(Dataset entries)
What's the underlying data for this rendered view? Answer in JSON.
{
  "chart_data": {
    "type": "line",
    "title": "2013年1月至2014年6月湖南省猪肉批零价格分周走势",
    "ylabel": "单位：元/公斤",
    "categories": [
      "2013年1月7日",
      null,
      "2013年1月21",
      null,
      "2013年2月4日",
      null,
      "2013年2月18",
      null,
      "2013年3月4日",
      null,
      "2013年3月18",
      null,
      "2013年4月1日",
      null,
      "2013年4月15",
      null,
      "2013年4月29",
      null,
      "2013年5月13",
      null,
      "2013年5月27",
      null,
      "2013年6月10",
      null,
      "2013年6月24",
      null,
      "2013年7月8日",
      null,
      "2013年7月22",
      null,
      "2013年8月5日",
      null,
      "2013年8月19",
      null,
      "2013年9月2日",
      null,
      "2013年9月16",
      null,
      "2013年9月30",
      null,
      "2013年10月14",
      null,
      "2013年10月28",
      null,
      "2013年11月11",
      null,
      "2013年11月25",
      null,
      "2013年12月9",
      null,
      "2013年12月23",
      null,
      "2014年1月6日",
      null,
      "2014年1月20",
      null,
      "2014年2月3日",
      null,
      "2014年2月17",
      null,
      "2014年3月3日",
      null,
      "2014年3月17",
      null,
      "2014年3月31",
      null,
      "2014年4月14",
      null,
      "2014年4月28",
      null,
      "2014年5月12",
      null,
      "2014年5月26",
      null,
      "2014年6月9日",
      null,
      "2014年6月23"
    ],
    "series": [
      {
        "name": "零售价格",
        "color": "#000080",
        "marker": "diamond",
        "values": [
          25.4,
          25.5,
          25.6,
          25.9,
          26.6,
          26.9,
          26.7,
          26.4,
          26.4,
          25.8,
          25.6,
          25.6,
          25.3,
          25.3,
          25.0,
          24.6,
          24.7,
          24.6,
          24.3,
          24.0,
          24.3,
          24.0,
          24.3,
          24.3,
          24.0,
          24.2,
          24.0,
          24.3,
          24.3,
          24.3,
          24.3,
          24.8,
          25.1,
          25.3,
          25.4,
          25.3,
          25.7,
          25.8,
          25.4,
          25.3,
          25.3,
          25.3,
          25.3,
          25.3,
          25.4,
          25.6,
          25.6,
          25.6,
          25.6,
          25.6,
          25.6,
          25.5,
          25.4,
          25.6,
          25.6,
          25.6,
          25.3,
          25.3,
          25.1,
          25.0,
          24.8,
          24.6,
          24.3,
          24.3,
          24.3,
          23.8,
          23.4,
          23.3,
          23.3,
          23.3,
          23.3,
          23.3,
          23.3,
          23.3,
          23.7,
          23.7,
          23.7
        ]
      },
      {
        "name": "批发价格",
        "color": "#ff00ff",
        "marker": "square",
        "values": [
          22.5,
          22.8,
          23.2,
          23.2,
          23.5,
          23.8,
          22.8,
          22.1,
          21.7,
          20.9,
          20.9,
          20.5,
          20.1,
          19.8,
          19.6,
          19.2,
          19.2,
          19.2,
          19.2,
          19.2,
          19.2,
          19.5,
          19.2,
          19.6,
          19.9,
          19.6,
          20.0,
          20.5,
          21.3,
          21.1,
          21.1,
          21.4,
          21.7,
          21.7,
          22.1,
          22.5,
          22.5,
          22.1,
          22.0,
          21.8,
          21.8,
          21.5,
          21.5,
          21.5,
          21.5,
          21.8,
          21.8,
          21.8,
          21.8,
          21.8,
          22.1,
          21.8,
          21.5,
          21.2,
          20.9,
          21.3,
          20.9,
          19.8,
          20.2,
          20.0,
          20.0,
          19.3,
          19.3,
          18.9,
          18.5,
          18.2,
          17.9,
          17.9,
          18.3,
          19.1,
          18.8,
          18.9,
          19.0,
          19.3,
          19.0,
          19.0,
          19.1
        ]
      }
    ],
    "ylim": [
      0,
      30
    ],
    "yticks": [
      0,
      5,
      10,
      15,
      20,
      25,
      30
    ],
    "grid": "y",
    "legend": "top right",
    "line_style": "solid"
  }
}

*Stated goal*. Make an exact copy of all the data.

*Expected output*.
What's the underlying data for this rendered view? Answer in JSON.
{
  "chart_data": {
    "type": "line",
    "title": "2013年1月至2014年6月湖南省猪肉批零价格分周走势",
    "ylabel": "单位：元/公斤",
    "categories": [
      "2013年1月7日",
      null,
      "2013年1月21",
      null,
      "2013年2月4日",
      null,
      "2013年2月18",
      null,
      "2013年3月4日",
      null,
      "2013年3月18",
      null,
      "2013年4月1日",
      null,
      "2013年4月15",
      null,
      "2013年4月29",
      null,
      "2013年5月13",
      null,
      "2013年5月27",
      null,
      "2013年6月10",
      null,
      "2013年6月24",
      null,
      "2013年7月8日",
      null,
      "2013年7月22",
      null,
      "2013年8月5日",
      null,
      "2013年8月19",
      null,
      "2013年9月2日",
      null,
      "2013年9月16",
      null,
      "2013年9月30",
      null,
      "2013年10月14",
      null,
      "2013年10月28",
      null,
      "2013年11月11",
      null,
      "2013年11月25",
      null,
      "2013年12月9",
      null,
      "2013年12月23",
      null,
      "2014年1月6日",
      null,
      "2014年1月20",
      null,
      "2014年2月3日",
      null,
      "2014年2月17",
      null,
      "2014年3月3日",
      null,
      "2014年3月17",
      null,
      "2014年3月31",
      null,
      "2014年4月14",
      null,
      "2014年4月28",
      null,
      "2014年5月12",
      null,
      "2014年5月26",
      null,
      "2014年6月9日",
      null,
      "2014年6月23"
    ],
    "series": [
      {
        "name": "零售价格",
        "color": "#000080",
        "marker": "diamond",
        "values": [
          25.4,
          25.5,
          25.6,
          25.9,
          26.6,
          26.9,
          26.7,
          26.4,
          26.4,
          25.8,
          25.6,
          25.6,
          25.3,
          25.3,
          25.0,
          24.6,
          24.7,
          24.6,
          24.3,
          24.0,
          24.3,
          24.0,
          24.3,
          24.3,
          24.0,
          24.2,
          24.0,
          24.3,
          24.3,
          24.3,
          24.3,
          24.8,
          25.1,
          25.3,
          25.4,
          25.3,
          25.7,
          25.8,
          25.4,
          25.3,
          25.3,
          25.3,
          25.3,
          25.3,
          25.4,
          25.6,
          25.6,
          25.6,
          25.6,
          25.6,
          25.6,
          25.5,
          25.4,
          25.6,
          25.6,
          25.6,
          25.3,
          25.3,
          25.1,
          25.0,
          24.8,
          24.6,
          24.3,
          24.3,
          24.3,
          23.8,
          23.4,
          23.3,
          23.3,
          23.3,
          23.3,
          23.3,
          23.3,
          23.3,
          23.7,
          23.7,
          23.7
        ]
      },
      {
        "name": "批发价格",
        "color": "#ff00ff",
        "marker": "square",
        "values": [
          22.5,
          22.8,
          23.2,
          23.2,
          23.5,
          23.8,
          22.8,
          22.1,
          21.7,
          20.9,
          20.9,
          20.5,
          20.1,
          19.8,
          19.6,
          19.2,
          19.2,
          19.2,
          19.2,
          19.2,
          19.2,
          19.5,
          19.2,
          19.6,
          19.9,
          19.6,
          20.0,
          20.5,
          21.3,
          21.1,
          21.1,
          21.4,
          21.7,
          21.7,
          22.1,
          22.5,
          22.5,
          22.1,
          22.0,
          21.8,
          21.8,
          21.5,
          21.5,
          21.5,
          21.5,
          21.8,
          21.8,
          21.8,
          21.8,
          21.8,
          22.1,
          21.8,
          21.5,
          21.2,
          20.9,
          21.3,
          20.9,
          19.8,
          20.2,
          20.0,
          20.0,
          19.3,
          19.3,
          18.9,
          18.5,
          18.2,
          17.9,
          17.9,
          18.3,
          19.1,
          18.8,
          18.9,
          19.0,
          19.3,
          19.0,
          19.0,
          19.1
        ]
      }
    ],
    "ylim": [
      0,
      30
    ],
    "yticks": [
      0,
      5,
      10,
      15,
      20,
      25,
      30
    ],
    "grid": "y",
    "legend": "top right",
    "line_style": "solid"
  }
}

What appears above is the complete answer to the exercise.